→ **WORK TASK**: Could you set down the listing below exactly and omit its images?

=====

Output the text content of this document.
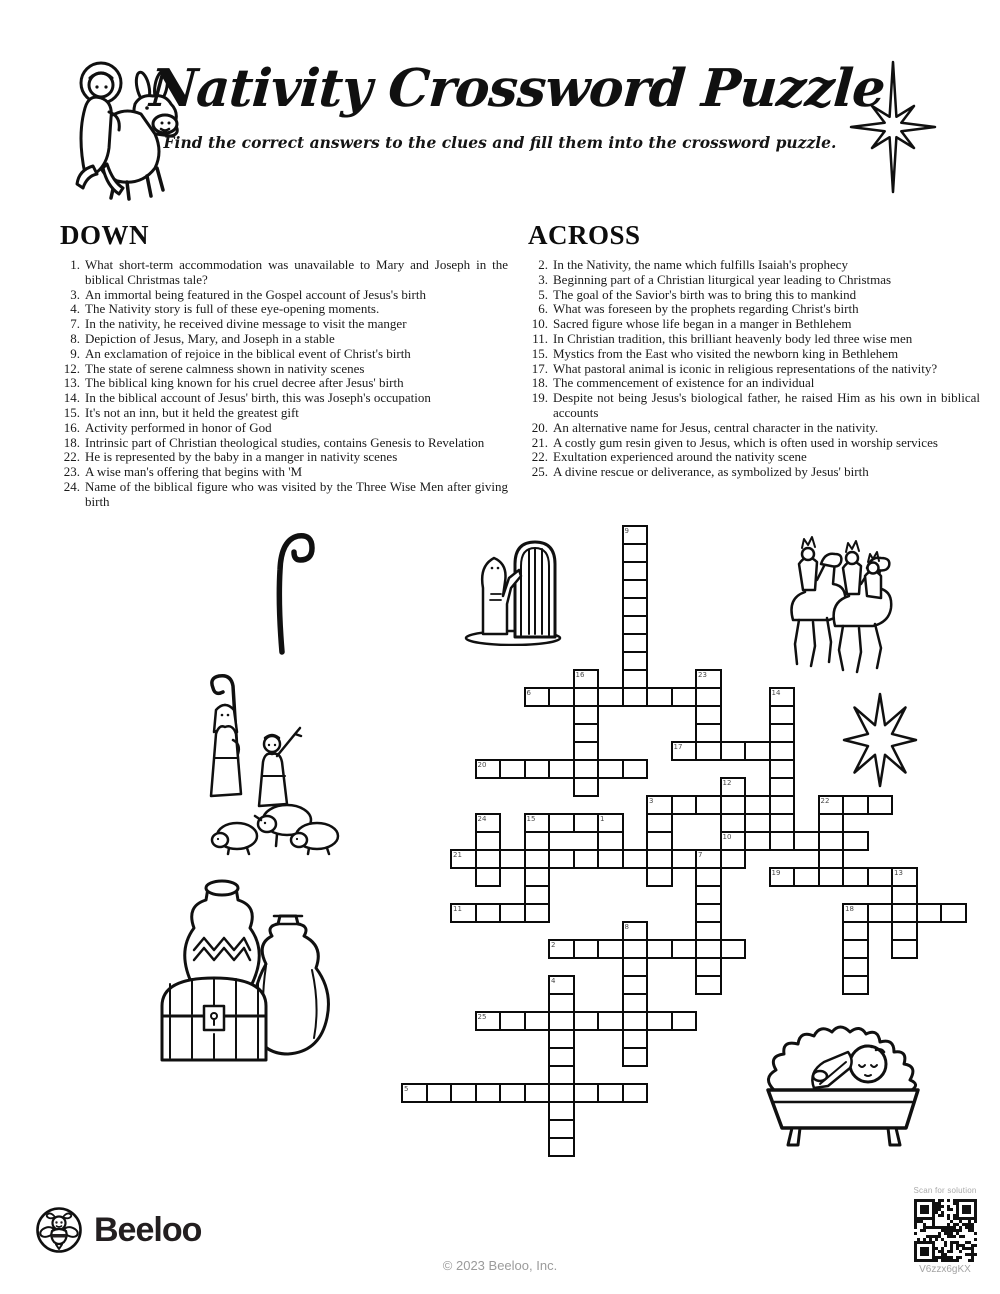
Nativity Crossword Puzzle
Find the correct answers to the clues and fill them into the crossword puzzle.
DOWN
1. What short-term accommodation was unavailable to Mary and Joseph in the biblical Christmas tale?
3. An immortal being featured in the Gospel account of Jesus's birth
4. The Nativity story is full of these eye-opening moments.
7. In the nativity, he received divine message to visit the manger
8. Depiction of Jesus, Mary, and Joseph in a stable
9. An exclamation of rejoice in the biblical event of Christ's birth
12. The state of serene calmness shown in nativity scenes
13. The biblical king known for his cruel decree after Jesus' birth
14. In the biblical account of Jesus' birth, this was Joseph's occupation
15. It's not an inn, but it held the greatest gift
16. Activity performed in honor of God
18. Intrinsic part of Christian theological studies, contains Genesis to Revelation
22. He is represented by the baby in a manger in nativity scenes
23. A wise man's offering that begins with 'M
24. Name of the biblical figure who was visited by the Three Wise Men after giving birth
ACROSS
2. In the Nativity, the name which fulfills Isaiah's prophecy
3. Beginning part of a Christian liturgical year leading to Christmas
5. The goal of the Savior's birth was to bring this to mankind
6. What was foreseen by the prophets regarding Christ's birth
10. Sacred figure whose life began in a manger in Bethlehem
11. In Christian tradition, this brilliant heavenly body led three wise men
15. Mystics from the East who visited the newborn king in Bethlehem
17. What pastoral animal is iconic in religious representations of the nativity?
18. The commencement of existence for an individual
19. Despite not being Jesus's biological father, he raised Him as his own in biblical accounts
20. An alternative name for Jesus, central character in the nativity.
21. A costly gum resin given to Jesus, which is often used in worship services
22. Exultation experienced around the nativity scene
25. A divine rescue or deliverance, as symbolized by Jesus' birth
9
16	23
6	14
17
20
12
10
3	22
24	15	1
21	7
19	13
11	18
8
2
4
25
5
Beeloo
© 2023 Beeloo, Inc.
Scan for solution
V6zzx6gKX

=====

→ **ANSWER AREA**:
Output the text content of this document.
Nativity Crossword Puzzle
Find the correct answers to the clues and fill them into the crossword puzzle.
DOWN
1. What short-term accommodation was unavailable to Mary and Joseph in the biblical Christmas tale?
3. An immortal being featured in the Gospel account of Jesus's birth
4. The Nativity story is full of these eye-opening moments.
7. In the nativity, he received divine message to visit the manger
8. Depiction of Jesus, Mary, and Joseph in a stable
9. An exclamation of rejoice in the biblical event of Christ's birth
12. The state of serene calmness shown in nativity scenes
13. The biblical king known for his cruel decree after Jesus' birth
14. In the biblical account of Jesus' birth, this was Joseph's occupation
15. It's not an inn, but it held the greatest gift
16. Activity performed in honor of God
18. Intrinsic part of Christian theological studies, contains Genesis to Revelation
22. He is represented by the baby in a manger in nativity scenes
23. A wise man's offering that begins with 'M
24. Name of the biblical figure who was visited by the Three Wise Men after giving birth
ACROSS
2. In the Nativity, the name which fulfills Isaiah's prophecy
3. Beginning part of a Christian liturgical year leading to Christmas
5. The goal of the Savior's birth was to bring this to mankind
6. What was foreseen by the prophets regarding Christ's birth
10. Sacred figure whose life began in a manger in Bethlehem
11. In Christian tradition, this brilliant heavenly body led three wise men
15. Mystics from the East who visited the newborn king in Bethlehem
17. What pastoral animal is iconic in religious representations of the nativity?
18. The commencement of existence for an individual
19. Despite not being Jesus's biological father, he raised Him as his own in biblical accounts
20. An alternative name for Jesus, central character in the nativity.
21. A costly gum resin given to Jesus, which is often used in worship services
22. Exultation experienced around the nativity scene
25. A divine rescue or deliverance, as symbolized by Jesus' birth
9
16	23
6	14
17
20
12
10
3	22
24	15	1
21	7
19	13
11	18
8
2
4
25
5
Beeloo
© 2023 Beeloo, Inc.
Scan for solution
V6zzx6gKX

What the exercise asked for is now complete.